§ Goal of the exercise:
Your task is to find every line of the data that holds the string "this" and copy it.

* * *

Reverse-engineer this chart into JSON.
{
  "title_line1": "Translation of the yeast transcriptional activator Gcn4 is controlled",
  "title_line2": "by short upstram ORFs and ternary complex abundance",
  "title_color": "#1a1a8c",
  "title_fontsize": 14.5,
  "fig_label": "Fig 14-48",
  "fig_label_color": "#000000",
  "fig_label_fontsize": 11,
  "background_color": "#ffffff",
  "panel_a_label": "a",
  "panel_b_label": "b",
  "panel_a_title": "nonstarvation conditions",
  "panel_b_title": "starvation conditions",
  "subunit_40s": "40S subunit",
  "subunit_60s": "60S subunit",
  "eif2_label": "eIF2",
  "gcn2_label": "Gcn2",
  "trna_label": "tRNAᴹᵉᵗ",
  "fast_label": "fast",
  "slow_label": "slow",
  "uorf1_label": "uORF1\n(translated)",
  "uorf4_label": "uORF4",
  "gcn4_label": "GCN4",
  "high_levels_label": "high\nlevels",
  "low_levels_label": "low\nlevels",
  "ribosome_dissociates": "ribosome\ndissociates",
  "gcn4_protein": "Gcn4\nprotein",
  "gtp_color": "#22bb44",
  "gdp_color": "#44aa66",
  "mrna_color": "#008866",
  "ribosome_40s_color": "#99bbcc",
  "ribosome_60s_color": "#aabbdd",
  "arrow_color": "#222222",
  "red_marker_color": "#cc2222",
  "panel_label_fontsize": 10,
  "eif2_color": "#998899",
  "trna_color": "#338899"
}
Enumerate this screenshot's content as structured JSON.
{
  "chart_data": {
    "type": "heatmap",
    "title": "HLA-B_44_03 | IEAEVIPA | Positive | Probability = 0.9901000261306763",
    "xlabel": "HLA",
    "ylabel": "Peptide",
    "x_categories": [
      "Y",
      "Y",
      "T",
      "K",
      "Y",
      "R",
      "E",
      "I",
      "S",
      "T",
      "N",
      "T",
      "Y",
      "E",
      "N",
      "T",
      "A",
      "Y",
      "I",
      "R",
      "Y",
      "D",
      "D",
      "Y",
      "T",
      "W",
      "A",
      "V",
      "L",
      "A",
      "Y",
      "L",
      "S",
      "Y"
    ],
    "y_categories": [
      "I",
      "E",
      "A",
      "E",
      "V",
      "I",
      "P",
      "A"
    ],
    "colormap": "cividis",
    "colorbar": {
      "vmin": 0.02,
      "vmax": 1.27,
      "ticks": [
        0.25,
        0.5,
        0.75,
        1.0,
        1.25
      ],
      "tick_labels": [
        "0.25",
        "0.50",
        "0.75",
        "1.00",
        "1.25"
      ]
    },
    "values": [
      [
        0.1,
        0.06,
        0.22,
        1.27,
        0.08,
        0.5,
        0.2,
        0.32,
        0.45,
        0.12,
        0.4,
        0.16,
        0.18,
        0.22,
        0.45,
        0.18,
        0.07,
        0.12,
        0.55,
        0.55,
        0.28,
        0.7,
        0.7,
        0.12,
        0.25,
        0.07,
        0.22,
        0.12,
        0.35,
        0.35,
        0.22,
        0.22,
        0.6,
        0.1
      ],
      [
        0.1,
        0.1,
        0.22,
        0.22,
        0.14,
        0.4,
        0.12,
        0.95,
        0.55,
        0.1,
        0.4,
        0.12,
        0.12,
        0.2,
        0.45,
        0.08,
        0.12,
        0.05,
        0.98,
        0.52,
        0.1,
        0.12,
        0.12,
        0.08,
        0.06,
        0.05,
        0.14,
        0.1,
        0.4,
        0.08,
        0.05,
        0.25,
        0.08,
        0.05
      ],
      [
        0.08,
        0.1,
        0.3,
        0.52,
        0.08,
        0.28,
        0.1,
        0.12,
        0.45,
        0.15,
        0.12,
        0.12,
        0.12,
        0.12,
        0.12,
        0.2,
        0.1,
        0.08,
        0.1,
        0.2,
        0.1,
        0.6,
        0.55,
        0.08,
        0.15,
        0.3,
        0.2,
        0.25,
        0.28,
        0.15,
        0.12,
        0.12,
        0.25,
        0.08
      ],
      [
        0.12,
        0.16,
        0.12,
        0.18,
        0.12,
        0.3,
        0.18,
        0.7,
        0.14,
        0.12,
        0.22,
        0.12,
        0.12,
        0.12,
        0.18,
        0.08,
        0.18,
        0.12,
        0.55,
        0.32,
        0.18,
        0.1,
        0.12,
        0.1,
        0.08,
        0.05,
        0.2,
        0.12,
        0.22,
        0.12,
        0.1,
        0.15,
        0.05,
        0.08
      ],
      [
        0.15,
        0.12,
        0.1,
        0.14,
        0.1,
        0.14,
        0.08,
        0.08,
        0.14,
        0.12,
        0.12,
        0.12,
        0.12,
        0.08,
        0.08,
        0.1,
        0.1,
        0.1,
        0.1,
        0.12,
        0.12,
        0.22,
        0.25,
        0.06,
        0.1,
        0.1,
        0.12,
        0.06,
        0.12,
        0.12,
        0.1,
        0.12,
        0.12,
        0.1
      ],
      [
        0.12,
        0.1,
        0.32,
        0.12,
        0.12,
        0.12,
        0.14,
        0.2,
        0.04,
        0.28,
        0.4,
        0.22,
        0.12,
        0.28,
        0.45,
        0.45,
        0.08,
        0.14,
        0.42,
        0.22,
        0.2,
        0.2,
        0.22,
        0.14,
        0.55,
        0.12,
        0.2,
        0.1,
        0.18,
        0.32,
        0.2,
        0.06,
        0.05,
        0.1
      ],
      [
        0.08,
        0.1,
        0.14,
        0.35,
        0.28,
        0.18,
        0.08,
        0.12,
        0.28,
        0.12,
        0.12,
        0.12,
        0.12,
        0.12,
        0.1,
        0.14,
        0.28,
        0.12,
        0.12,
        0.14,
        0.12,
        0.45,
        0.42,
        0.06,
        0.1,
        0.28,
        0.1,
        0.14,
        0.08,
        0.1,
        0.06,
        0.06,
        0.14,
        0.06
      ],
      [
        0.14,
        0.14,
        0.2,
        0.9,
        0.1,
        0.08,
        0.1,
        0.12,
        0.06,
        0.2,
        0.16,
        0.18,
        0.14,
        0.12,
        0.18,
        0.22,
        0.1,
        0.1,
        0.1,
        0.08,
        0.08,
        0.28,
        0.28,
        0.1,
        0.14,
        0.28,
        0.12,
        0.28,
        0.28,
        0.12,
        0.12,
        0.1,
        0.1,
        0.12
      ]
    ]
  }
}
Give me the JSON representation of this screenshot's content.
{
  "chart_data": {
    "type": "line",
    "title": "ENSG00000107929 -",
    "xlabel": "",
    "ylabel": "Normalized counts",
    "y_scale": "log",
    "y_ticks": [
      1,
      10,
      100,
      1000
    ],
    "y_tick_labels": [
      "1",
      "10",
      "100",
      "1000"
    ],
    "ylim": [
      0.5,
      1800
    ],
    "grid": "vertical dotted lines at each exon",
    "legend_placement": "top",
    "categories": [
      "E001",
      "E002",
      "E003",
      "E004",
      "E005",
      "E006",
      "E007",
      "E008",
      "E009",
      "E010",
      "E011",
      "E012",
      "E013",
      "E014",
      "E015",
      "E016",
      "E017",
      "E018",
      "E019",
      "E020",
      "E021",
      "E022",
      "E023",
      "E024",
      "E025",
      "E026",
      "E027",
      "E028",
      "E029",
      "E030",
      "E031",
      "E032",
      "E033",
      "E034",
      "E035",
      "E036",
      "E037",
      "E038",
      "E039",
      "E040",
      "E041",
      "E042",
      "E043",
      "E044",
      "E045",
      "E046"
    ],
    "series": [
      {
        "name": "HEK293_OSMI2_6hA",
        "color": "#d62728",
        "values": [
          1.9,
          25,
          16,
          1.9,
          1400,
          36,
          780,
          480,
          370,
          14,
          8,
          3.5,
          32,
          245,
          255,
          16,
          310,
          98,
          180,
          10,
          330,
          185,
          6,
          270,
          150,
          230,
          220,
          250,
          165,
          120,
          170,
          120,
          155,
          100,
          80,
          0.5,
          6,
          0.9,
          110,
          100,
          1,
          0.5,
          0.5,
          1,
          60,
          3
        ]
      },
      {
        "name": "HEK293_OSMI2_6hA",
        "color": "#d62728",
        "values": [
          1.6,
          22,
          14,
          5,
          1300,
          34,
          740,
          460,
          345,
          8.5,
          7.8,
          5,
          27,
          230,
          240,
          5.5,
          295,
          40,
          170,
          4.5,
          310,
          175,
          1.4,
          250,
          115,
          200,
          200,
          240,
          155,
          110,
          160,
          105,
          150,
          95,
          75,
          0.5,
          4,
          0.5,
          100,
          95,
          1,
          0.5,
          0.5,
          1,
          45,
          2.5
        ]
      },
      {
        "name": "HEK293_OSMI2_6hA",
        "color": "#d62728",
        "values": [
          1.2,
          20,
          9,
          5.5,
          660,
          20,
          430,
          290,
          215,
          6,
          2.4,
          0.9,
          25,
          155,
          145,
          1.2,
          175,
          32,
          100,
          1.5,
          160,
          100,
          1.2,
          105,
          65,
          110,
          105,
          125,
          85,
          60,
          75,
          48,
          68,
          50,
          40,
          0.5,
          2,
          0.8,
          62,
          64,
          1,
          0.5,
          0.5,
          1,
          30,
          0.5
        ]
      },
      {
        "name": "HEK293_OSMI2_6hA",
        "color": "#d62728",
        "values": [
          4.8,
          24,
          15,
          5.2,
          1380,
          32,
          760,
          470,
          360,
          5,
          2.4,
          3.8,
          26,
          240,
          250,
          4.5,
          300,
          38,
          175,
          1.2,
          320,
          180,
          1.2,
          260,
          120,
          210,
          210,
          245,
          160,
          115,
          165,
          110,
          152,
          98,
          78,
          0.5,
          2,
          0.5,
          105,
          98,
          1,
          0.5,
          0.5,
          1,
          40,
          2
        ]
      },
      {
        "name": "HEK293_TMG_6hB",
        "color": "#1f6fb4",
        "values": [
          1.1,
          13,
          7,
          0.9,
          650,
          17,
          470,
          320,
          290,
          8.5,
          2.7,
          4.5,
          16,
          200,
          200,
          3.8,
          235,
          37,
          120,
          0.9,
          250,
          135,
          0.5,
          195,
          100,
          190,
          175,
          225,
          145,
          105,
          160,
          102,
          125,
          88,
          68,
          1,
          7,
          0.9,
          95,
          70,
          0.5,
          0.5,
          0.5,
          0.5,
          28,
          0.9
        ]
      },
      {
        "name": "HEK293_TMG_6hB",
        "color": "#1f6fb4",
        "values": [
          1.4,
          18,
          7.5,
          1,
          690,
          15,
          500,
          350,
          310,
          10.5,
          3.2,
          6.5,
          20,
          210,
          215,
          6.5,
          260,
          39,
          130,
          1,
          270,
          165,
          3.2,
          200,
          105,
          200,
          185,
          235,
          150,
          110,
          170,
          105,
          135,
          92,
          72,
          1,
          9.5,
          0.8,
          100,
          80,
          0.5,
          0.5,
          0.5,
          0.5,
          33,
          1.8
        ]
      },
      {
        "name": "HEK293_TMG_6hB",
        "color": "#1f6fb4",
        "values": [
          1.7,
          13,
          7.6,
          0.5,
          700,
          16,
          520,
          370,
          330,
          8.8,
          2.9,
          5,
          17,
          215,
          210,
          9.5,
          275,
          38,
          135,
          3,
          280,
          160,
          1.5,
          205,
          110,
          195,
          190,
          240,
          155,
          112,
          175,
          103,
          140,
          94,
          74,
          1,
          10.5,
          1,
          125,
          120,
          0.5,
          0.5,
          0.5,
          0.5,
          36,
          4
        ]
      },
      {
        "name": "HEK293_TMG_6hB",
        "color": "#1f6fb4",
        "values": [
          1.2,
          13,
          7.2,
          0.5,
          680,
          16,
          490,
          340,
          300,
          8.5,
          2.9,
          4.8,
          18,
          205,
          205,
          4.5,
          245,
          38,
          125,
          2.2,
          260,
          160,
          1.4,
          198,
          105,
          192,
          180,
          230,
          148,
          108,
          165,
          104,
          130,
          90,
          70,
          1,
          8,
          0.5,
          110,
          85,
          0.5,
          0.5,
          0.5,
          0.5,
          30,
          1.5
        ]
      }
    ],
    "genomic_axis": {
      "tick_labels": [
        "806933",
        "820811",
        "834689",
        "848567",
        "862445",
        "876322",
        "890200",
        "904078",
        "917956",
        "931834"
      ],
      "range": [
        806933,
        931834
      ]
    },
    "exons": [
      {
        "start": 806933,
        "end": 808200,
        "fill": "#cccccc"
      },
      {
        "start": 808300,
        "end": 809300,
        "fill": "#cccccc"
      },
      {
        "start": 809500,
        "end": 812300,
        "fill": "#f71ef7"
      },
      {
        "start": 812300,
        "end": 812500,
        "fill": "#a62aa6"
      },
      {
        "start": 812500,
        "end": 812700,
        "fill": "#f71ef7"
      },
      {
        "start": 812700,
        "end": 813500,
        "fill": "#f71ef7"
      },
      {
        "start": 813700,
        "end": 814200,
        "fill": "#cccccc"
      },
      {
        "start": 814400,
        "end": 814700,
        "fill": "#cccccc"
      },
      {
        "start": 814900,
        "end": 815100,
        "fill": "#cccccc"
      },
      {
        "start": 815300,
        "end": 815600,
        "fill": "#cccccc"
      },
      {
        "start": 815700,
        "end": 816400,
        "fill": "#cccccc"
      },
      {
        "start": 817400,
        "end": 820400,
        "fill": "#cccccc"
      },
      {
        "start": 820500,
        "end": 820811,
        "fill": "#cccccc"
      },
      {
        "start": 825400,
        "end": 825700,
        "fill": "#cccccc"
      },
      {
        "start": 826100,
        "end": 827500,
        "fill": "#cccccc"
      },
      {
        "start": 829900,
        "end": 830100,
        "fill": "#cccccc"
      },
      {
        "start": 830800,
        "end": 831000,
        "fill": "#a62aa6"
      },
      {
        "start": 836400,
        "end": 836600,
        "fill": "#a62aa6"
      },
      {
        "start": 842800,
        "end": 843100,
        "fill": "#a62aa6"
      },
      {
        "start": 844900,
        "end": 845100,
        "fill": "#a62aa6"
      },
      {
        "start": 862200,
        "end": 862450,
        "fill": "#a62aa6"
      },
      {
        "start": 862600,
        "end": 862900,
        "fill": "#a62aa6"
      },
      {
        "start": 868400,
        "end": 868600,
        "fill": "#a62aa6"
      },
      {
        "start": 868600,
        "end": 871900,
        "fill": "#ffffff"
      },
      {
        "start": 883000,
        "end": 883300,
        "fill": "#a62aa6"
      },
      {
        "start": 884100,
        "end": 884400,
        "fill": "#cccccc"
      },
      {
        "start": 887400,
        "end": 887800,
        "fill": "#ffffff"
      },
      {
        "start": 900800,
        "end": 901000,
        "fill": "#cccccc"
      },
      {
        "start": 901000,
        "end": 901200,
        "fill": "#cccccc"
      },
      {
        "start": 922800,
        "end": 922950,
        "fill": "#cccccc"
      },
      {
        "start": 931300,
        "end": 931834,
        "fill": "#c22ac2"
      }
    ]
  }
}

* * *

§ Answer:
Reverse-engineer this chart into JSON.
Enumerate this screenshot's content as structured JSON.
Give me the JSON representation of this screenshot's content.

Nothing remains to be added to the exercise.